Segment Start: RECORDED INFORMATION
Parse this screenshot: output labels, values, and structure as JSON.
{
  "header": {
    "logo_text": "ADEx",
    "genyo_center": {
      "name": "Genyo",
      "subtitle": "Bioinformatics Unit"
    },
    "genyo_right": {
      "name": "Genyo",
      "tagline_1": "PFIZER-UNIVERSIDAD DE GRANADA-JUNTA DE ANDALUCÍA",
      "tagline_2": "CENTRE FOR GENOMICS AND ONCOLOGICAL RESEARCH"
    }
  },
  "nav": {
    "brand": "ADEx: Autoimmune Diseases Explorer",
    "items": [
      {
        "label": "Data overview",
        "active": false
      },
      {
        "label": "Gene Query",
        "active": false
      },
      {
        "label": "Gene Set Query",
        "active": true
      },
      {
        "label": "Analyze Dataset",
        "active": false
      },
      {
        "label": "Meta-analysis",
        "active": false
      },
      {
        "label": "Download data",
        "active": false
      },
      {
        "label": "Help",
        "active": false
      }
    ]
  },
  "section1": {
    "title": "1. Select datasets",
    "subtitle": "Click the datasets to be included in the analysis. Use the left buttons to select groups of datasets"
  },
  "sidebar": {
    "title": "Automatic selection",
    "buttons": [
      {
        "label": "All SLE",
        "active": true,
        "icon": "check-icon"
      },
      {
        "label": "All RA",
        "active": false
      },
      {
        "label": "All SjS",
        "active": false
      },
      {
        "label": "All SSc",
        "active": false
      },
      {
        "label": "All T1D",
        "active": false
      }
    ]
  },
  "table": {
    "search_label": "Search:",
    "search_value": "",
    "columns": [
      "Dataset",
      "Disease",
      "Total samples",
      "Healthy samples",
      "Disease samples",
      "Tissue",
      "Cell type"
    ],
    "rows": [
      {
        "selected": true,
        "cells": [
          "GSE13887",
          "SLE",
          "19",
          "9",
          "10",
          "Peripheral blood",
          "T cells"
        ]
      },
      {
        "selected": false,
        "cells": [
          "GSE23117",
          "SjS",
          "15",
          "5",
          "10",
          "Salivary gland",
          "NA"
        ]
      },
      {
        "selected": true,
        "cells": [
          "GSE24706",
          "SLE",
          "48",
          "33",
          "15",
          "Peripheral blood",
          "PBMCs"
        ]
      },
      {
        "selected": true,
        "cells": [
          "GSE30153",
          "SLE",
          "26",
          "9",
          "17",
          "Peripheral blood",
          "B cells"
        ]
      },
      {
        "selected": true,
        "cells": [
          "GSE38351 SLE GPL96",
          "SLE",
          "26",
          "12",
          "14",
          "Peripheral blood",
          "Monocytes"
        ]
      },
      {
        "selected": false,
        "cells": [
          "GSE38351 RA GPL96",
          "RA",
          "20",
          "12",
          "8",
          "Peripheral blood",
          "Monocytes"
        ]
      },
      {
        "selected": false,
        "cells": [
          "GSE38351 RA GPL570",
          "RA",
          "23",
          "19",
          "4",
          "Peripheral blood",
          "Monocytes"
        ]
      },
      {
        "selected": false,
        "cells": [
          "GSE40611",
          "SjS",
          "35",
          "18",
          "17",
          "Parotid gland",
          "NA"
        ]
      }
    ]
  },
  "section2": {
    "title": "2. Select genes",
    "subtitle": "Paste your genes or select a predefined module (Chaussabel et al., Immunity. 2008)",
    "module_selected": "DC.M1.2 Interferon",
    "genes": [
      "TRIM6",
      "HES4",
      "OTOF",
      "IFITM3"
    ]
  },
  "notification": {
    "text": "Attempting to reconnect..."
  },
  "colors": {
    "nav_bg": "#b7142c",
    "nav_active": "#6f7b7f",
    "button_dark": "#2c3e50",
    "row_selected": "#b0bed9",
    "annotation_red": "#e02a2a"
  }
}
Segment End: RECORDED INFORMATION
Segment Start: RECORDED INFORMATION
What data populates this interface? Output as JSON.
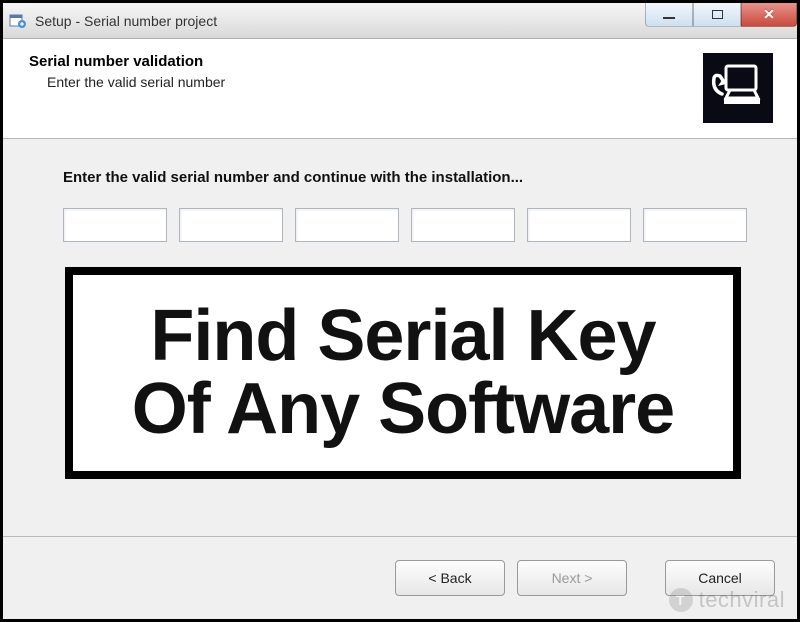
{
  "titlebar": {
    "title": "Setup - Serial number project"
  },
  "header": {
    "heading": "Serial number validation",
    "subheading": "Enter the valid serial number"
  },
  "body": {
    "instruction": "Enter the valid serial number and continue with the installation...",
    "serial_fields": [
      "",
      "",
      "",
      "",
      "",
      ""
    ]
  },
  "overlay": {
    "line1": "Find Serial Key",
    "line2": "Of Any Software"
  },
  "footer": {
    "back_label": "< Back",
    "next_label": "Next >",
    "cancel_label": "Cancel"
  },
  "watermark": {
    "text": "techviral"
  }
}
Segment End: RECORDED INFORMATION
* [ABOUT THIS EXERCISE]: Among the lines above, return each one holding the string "ADEx".

* [ANSWER TO THIS EXERCISE]:
    "logo_text": "ADEx",
    "brand": "ADEx: Autoimmune Diseases Explorer",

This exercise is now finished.